BRANO SCELTO →
========================
Nota a Cassazione, sez. II, n° 23276 depositata il 14 ottobre 2013
La Corte con la pronuncia in commento è tornata ad esaminare la problematica della rilevanza giuridica della concessione edilizia nelle controversie tra privati in materia di rapporti di vicinato e distanze tra le costruzioni affermando il principio di diritto secondo cui: “la rilevanza giuridica della licenza o concessione edilizia si esaurisce nell’ambito del rapporto pubblicistico tra P.A. e privato richiedente o costruttore, senza estendersi ai rapporti tra privati. regolati dalle disposizioni dettate dal codice civile e dalle leggi speciali in materia edilizia, nonchè dalle norme dei regolamenti edilizi e dei piani regolatori generali locali. Ne consegue che, ai fini della decisione delle controversie tra privati derivanti dalla esecuzione di opere edilizie, sono irrilevanti tanto la esistenza della concessione (salva la ipotesi della cosiddetta licenza in deroga), quanto il fatto di avere costruito in conformità alla concessione, non escludendo tali circostanze, in sé, la violazione dei diritti dei terzi di cui al codice civile e agli strumenti urbanistici locali; è del pari irrilevante la mancanza della licenza o della concessione, quando la costruzione risponda oggettivamente a tutte le disposizioni normative sopraindicate”.
Nel caso specifico il proprietario di un ristorante chiedeva la rimozione dei manufatti ed il risarcimento dei danni da essi derivanti, che il proprietario del ristorante adiacente aveva creato ingombrando il suolo pubblico antistante l’entrata della proprietà del primo ristoratore e limitando così l’accesso al uso locale.
A sostegno delle proprie ragioni l’attore precisava che con atto notarile intercorso tra il suo dante causa ed il convenuto, quest’ultimo aveva riconosciuto l’esistenza del vano porta che dallo spiazzo comunale dava accesso al locale, assumendo l’obbligo di demolire i manufatti e qualsiasi altra opera che potesse limitare l’esercizio del diritto di passaggio.
========================
BLOCCO DATI →
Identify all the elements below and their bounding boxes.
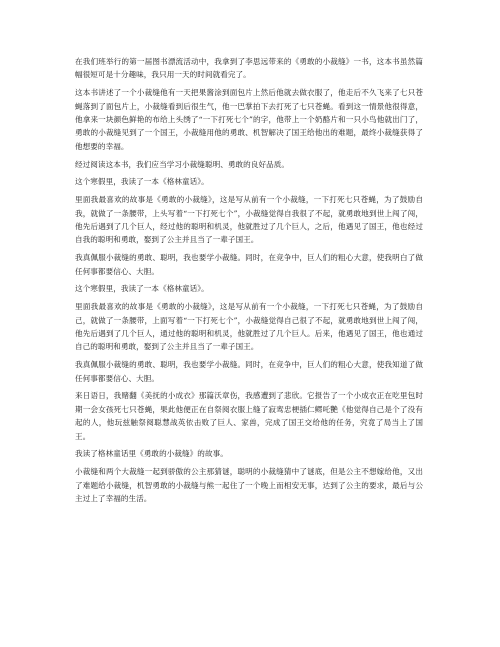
========================
COMPITI DA SVOLGERE →
1/ Estrai dalla nota sulla sentenza della Cassazione il tratto che va da "Nel caso specifico" fino a "al uso locale.".
2/ Puoi riscrivere in forma più breve il paragrafo della nota sulla sentenza della Cassazione che inizia con "A sostegno delle proprie ragioni", mantenendone i fatti principali?
3/ Come prosegue la nota sulla sentenza della Cassazione? Fornisci il seguito a partire dal punto in cui il testo si interrompe.

RISPOSTE PER COMPITO →
1/
Nel caso specifico il proprietario di un ristorante chiedeva la rimozione dei manufatti ed il risarcimento dei danni da essi derivanti, che il proprietario del ristorante adiacente aveva creato ingombrando il suolo pubblico antistante l’entrata della proprietà del primo ristoratore e limitando così l’accesso al uso locale.

2/ L'attore sosteneva che, con un atto notarile stipulato tra il suo dante causa e il convenuto, quest'ultimo aveva riconosciuto il vano porta che dallo spiazzo comunale dava accesso al locale. Con lo stesso atto si era impegnato a demolire i manufatti e ogni altra opera che limitasse il diritto di passaggio.

3/
In primo ed in secondo grado di giudizio furono accolte le domande attoree e pertanto controparte ha proposto ricorso argomentando che l’accertata illiceità per difformità dagli strumenti urbanistici del vano in questione avrebbe dovuto indurre la Corte territoriale ad escludere qualsiasi pretesa legale ad un suo utilizzo, indipendentemente dal riconoscimento del relativo ad opera del ricorrente, in quanto l’illiceità del vano avrebbe “comportato la nullità di qualsiasi obbligazione assunta al fine di consentirne la utilizzazione per impossibilità o illiceità dell’oggetto”.
Il ricorrente però non ha specificato l’epoca di realizzazione del passaggio impedendo pertanto di individuare il regime urbanistico applicabile nella specie.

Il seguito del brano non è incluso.